● What the task requires
In the column on talent, by what age was the writer's son far better at guitar than the writer?

CAPE TOWN - I’ve always wondered about talent - and not just talent, but real talent. Like there’s Nani, and then there’s Cristiano Ronaldo. Or there’s AB de Villiers, who just makes batting looks so easy. So, to explore the topic, here’s another trip down memory lane as illustration.
It wasn’t the summer of 1969, it was probably around the winter of 81. My passion for music has always been fervent and deeply emotional. Ask those closest to me and they’ll tell you that I’m noted for my motto: I don’t listen to music, I feel music. Growing up, I was obsessed with John Lennon and the Beatles, smitten with Bob Dylan, while Leonard Cohen was the centre of my universe.
So, in that winter of 81, I decided that, perhaps, I could emulate my heroes by learning to play guitar - and, who knows, where it could end? And, like Bryan Adams from his famous Summer of 69 tune, “I got my first real six string, and played it ’til my fingers bled”.
But, while I could master the chords, and I could probably today still hold my own around the braai to strum out a rendition of “Let It Be” or “So Long, Marianne”, I simply never had a real affinity for music. I was too robotic, too passionless in my playing, and just never had the natural flair or talent for it; in short, I never felt comfortable in its skin - the guitar, it was patently obvious, didn’t play for me.
Then, when my son was six, I started to teach him to play the guitar. And, boy, I got to witness first-hand what real talent is, and how real talent develops and matures. My kid was an absolute natural. By the time he was nine, he was far better than me.

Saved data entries
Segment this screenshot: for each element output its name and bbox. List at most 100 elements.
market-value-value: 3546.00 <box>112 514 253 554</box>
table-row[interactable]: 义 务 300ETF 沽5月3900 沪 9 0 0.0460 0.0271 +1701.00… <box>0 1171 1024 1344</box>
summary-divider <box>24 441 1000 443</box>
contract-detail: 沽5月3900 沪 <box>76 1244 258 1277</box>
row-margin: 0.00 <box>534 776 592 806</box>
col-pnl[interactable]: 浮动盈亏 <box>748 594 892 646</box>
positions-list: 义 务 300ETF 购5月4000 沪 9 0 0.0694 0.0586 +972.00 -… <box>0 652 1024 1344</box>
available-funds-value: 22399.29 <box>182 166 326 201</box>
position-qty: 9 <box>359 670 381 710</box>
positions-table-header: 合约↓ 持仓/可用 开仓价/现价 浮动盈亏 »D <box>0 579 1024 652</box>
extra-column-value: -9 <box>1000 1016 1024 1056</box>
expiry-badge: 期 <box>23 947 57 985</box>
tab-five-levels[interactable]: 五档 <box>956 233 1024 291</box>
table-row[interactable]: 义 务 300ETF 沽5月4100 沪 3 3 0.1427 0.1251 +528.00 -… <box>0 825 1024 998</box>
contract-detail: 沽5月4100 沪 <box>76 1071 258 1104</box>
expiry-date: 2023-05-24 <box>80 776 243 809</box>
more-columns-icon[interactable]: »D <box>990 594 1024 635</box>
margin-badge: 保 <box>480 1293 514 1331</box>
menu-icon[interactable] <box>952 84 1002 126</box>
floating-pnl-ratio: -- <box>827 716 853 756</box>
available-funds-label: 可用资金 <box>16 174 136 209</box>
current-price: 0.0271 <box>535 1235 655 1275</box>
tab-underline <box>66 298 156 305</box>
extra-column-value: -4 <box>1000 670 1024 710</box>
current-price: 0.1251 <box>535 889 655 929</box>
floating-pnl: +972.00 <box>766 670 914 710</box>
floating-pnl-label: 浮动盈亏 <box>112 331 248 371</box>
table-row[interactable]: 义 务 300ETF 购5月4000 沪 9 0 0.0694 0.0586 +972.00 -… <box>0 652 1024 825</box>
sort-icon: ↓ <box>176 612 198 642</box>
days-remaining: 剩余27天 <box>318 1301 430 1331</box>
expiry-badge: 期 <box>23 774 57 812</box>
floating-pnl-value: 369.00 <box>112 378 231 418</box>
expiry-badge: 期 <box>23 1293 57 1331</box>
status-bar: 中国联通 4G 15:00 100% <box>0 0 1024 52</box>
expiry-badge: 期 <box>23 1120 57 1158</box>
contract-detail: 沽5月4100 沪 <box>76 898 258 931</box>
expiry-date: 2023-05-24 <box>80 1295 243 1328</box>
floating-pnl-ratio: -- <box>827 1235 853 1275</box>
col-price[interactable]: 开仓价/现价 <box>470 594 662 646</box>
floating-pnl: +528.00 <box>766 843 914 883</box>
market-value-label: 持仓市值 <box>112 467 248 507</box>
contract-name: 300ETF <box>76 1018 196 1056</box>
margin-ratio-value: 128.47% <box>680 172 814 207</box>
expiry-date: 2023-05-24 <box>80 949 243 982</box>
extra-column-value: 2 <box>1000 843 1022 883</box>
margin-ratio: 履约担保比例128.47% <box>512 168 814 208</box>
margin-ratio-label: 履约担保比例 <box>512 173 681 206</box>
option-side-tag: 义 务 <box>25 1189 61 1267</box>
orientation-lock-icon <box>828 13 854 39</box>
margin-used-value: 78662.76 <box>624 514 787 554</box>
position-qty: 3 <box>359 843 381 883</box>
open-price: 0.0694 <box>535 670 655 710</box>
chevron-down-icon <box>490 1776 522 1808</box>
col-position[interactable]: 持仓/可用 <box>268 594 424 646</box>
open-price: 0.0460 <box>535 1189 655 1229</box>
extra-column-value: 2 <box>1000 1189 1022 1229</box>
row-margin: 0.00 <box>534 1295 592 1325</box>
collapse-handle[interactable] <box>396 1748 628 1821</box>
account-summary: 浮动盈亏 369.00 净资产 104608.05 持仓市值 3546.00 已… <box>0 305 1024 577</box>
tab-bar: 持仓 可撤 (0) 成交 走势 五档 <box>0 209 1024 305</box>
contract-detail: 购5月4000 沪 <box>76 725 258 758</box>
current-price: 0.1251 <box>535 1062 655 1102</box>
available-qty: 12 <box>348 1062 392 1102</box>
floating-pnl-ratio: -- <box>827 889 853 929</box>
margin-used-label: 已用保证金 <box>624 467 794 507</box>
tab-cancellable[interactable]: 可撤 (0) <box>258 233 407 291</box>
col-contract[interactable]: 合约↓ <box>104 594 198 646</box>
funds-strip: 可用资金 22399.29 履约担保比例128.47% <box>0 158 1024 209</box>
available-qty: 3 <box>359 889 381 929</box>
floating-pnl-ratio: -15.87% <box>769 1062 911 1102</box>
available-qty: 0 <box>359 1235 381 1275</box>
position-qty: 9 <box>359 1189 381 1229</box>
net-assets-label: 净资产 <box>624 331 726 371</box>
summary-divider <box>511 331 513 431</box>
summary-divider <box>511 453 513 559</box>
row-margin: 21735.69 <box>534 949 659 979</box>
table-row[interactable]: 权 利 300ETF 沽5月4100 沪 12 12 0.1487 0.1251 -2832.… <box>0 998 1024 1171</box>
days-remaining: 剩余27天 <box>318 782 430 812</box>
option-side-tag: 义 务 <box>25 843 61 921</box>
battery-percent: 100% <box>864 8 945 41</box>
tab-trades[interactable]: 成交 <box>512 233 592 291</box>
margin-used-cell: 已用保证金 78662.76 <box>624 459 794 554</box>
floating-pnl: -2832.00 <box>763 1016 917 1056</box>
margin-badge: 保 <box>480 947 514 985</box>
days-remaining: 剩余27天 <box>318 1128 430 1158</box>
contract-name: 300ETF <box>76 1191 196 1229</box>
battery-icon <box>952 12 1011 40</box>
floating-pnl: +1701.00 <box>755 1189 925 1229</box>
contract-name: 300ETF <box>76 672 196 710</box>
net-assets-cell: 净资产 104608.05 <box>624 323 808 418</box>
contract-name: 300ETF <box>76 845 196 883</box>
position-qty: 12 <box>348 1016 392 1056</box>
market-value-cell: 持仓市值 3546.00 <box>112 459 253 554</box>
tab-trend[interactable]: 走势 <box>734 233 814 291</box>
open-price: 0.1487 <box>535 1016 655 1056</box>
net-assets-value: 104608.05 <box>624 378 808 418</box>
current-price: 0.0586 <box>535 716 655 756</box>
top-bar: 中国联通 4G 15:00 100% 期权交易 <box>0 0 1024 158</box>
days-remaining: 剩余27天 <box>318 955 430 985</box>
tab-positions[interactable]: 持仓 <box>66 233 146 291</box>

● Your response
By the age of nine.